> **PROMPT**
In the comment thread, where does the commenter Rory_ place the responsibility for teaching children that a celebrity's professional achievements do not make that person's personal actions admirable?

Bill Clinton's biggest mistake was trying to defend himself with lies. He should have just stated "My private life is none of your business" no matter what came out in the press. Every time he was asked about it, he should have responded with "health-care, jobs, the economy, etc. are more important issues to be dealt with".

Russell Blackford said...

Okay, Bob, fair enough about the "orgy of public emotion" point. I meant "orgy of emotion expressed in public" (which there has been) not "public engaging in an orgy of emotion" (which I agree there hasn't been - not like when Princess Diana died, for example).

But anyway, it's the media orgy that I'd like to attract opinions about. I tend to think, with you, that people in this situation should stand their ground, but I'm sure someone will tell us that that's unrealistic. If so, why?

Flea said...

I'm with Newenglandbob: I do care more about his barber...

Cafeeine Addicted said...

"what he thinks about Reebok vs Adidas."

Well, to be fair, he may be an authoritative voice with regards to their golfing lines.

I find these spectacles surreal in a way, because they are small town gossip writ large. You can see some of the traditional elements (tv commentators trading rumors in lieu of washer women in the yard), all the while it is being hyped up, ramping up the suspense, all in an attempt to create a connection to the audience.

steve said...

I have to agree completely with Newenglandbob.

Woods should have emphatically, unequivocally and decisively told the media and that portion of the general public whose lives are so meaningless that they can only live them vicariously through "celebrities", to go fuck themselves.

Bruce Woollatt said...

I think that the whole impetus on the part of the person who is the subject of the feeding frenzy is the need to be "liked". If one feels that one is actually some sort of "role model" or "hero", (if someone believes their own press releases and publicists) then one might feel that some sort of explanation is "owed". Does playing the "Go fuck yourself, this is none of your damned business" card work out in the inevitable "redemption of the fallen" story arc? Assuming that the person in question seeks to retain or regain their popularity/role model/hero status.

Roger said...

`"Things have come to a pretty pass when people drag morality into the sanctity of private life."


Unknown said...

It's been a big issue back in the UK as well recently: http://news.bbc.co.uk/sport2/hi/football/8495604.stm

Russell Blackford said...

I'm y'all feel like this. How do we get out the message that people's private lives are private, that prying into them is NOT what we want from the media, and that it's quite right for people to tell the media to bugger off?

Tiger's capitulation has made it more difficult for the next person to do that. That's the aspect of his behaviour that I find annoying, not what he does in private with the consenting sexual partners of his choice.

Rory_ said...

Of course, sportsmen don't owe the public any explanation or apology for their private actions.

However I don't think anyone has addressed the main argument you hear from "people", which is that their children idolise celebrities for their sporting/acting/singing achievements, and as a result end up idolising them for their unrelated personal actions too. I think this is a valid problem, but the responsibility lies with the parent to let their kids know that just because Mick Malloy may perform admirably in films doesn't mean that his homophobic jokes are admirable. (Granted his comments were in the public sphere so it's not a great example, but you get the idea.)

Charles Sullivan said...

A good satire on Woods in The Onion:


Roger said...

"How do we get out the message that people's private lives are private...and that it's quite right for people to tell the media to bugger off?"

Many people have chosen- or had no choice but- to do without private lives however. Their love-lives and family lives have been means to publicity and fsme or ways to acquire sponsorship from the start. Woods' wife and children were an important aspect of his image and the "brand". If he had been- or been allowed to be- just someone who played a game well he'd bemuch less rich but he aouldn't face the problemsd he doea.

> **DATA EXCERPTS**
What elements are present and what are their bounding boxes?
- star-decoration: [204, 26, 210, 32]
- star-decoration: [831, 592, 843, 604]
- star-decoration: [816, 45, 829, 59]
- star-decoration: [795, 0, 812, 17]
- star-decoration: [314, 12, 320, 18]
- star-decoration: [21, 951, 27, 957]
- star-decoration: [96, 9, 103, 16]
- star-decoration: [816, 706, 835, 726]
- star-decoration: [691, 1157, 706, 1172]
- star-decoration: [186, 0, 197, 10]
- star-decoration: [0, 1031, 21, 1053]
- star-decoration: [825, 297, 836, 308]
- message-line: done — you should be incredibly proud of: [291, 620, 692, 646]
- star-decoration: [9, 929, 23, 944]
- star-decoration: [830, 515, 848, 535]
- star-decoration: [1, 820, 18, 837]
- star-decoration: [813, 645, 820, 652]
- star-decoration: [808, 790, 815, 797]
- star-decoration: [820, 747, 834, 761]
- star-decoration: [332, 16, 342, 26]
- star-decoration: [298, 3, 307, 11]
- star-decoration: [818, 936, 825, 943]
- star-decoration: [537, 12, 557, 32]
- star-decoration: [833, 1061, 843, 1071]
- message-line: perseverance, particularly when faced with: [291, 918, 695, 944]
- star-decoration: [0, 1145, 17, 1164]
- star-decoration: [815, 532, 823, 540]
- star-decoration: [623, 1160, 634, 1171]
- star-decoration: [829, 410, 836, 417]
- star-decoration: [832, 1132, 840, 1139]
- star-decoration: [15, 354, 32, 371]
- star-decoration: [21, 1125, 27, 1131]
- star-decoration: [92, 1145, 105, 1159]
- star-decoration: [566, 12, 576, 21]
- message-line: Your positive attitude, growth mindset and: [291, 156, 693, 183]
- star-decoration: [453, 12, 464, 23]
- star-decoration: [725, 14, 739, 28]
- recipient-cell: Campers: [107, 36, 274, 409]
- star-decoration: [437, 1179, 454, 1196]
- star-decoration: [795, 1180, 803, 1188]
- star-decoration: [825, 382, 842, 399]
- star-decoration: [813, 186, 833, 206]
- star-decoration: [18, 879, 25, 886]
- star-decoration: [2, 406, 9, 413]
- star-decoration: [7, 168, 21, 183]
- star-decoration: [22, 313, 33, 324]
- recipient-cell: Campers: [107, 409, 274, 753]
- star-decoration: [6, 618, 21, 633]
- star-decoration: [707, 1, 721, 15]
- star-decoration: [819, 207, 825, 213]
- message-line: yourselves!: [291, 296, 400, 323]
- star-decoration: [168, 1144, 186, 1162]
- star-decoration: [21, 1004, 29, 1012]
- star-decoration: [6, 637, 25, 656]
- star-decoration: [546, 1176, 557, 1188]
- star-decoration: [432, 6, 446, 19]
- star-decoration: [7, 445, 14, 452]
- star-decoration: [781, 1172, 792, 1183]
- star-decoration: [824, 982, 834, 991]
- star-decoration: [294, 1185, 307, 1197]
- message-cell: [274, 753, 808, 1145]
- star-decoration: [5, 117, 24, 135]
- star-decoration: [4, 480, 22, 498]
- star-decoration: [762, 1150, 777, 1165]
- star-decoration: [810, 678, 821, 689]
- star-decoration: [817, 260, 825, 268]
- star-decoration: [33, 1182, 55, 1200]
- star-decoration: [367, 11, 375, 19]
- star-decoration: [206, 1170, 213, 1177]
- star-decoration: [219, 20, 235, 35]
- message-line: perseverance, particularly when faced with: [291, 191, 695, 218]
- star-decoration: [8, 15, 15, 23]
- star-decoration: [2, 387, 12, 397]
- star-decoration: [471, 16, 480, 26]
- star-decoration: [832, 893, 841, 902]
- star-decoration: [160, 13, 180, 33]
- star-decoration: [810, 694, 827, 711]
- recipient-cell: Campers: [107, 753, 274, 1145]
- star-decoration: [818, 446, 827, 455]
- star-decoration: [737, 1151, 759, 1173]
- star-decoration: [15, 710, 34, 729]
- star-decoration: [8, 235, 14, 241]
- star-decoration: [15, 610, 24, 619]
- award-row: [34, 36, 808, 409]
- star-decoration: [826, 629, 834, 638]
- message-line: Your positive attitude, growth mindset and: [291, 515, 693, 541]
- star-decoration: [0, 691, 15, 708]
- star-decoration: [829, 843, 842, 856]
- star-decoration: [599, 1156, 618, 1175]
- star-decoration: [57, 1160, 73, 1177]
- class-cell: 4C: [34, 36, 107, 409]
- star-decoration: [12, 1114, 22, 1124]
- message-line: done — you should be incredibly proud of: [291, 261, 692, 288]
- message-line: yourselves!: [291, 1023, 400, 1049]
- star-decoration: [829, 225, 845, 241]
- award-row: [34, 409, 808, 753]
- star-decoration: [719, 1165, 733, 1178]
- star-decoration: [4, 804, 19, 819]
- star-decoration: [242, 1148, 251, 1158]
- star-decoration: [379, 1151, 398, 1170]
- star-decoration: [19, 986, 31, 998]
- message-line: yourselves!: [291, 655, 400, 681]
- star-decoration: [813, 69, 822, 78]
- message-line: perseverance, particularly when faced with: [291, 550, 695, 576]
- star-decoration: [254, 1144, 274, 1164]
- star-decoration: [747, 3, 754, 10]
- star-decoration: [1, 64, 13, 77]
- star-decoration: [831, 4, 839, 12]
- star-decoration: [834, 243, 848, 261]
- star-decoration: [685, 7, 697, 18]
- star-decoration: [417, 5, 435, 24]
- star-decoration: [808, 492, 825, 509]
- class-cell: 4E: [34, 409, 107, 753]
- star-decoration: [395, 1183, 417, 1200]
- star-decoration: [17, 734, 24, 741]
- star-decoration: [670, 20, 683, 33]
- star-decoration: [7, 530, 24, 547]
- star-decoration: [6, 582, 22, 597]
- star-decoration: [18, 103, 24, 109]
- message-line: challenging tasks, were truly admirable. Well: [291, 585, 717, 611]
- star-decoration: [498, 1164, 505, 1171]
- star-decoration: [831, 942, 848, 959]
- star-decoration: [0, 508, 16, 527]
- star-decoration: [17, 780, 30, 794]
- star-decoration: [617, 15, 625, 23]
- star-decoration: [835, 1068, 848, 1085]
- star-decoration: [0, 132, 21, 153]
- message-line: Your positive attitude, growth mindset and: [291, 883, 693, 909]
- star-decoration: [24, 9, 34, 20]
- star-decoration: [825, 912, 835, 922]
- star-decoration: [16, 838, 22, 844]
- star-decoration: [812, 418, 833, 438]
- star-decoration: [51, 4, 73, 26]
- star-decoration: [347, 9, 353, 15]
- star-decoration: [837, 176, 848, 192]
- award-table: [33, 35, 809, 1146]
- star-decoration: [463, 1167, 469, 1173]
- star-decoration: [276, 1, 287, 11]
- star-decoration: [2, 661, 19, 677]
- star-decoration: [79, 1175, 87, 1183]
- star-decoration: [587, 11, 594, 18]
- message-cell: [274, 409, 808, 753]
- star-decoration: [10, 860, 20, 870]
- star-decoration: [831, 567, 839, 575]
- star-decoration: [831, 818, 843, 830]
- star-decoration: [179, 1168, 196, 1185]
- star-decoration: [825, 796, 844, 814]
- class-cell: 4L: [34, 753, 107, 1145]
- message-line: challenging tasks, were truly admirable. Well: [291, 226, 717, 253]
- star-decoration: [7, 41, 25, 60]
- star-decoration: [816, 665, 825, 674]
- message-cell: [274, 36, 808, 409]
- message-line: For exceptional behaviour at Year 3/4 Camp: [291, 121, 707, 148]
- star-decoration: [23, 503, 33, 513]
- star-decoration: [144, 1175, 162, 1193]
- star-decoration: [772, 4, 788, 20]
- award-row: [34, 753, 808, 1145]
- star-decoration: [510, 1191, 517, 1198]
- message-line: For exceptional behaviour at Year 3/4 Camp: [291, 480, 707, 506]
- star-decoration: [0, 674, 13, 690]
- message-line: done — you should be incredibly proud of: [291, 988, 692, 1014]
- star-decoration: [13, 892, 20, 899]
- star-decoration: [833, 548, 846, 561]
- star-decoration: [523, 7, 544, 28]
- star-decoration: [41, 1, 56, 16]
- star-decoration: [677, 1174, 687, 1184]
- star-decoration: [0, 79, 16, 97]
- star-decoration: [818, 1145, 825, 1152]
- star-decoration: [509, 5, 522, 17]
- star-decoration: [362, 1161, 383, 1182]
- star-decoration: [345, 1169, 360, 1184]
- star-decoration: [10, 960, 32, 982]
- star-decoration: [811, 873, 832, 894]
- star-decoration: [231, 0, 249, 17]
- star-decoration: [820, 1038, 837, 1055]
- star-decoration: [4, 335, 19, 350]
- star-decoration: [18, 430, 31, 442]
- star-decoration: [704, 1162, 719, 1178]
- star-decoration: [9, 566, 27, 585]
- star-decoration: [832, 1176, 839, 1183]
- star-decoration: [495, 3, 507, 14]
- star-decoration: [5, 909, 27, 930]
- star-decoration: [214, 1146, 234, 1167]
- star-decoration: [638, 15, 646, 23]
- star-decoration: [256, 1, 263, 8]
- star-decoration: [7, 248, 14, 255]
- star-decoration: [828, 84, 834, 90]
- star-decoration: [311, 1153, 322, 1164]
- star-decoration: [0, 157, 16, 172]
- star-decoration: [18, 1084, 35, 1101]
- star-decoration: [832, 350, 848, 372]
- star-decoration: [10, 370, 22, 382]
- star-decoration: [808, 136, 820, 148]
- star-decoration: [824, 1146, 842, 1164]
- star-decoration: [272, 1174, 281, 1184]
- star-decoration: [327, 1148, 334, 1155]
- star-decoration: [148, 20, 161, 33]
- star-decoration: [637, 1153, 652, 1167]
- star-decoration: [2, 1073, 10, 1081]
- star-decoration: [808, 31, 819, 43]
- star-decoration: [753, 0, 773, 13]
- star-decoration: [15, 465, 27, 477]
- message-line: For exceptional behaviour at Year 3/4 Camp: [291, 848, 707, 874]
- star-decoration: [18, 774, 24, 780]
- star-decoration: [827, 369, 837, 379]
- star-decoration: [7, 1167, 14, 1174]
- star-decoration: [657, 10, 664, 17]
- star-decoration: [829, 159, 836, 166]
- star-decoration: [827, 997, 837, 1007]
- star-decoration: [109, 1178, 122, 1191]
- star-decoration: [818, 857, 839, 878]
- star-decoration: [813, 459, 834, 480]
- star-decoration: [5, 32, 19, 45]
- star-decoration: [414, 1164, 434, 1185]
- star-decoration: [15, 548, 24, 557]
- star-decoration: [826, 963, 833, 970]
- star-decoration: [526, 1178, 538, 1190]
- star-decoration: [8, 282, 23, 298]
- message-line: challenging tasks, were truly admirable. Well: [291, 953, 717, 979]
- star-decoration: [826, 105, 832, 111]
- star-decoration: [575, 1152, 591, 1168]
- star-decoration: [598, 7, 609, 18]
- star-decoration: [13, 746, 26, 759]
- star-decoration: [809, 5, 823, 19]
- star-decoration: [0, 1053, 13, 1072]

> **SOLUTION TO THE PROBLEM**
With the parents.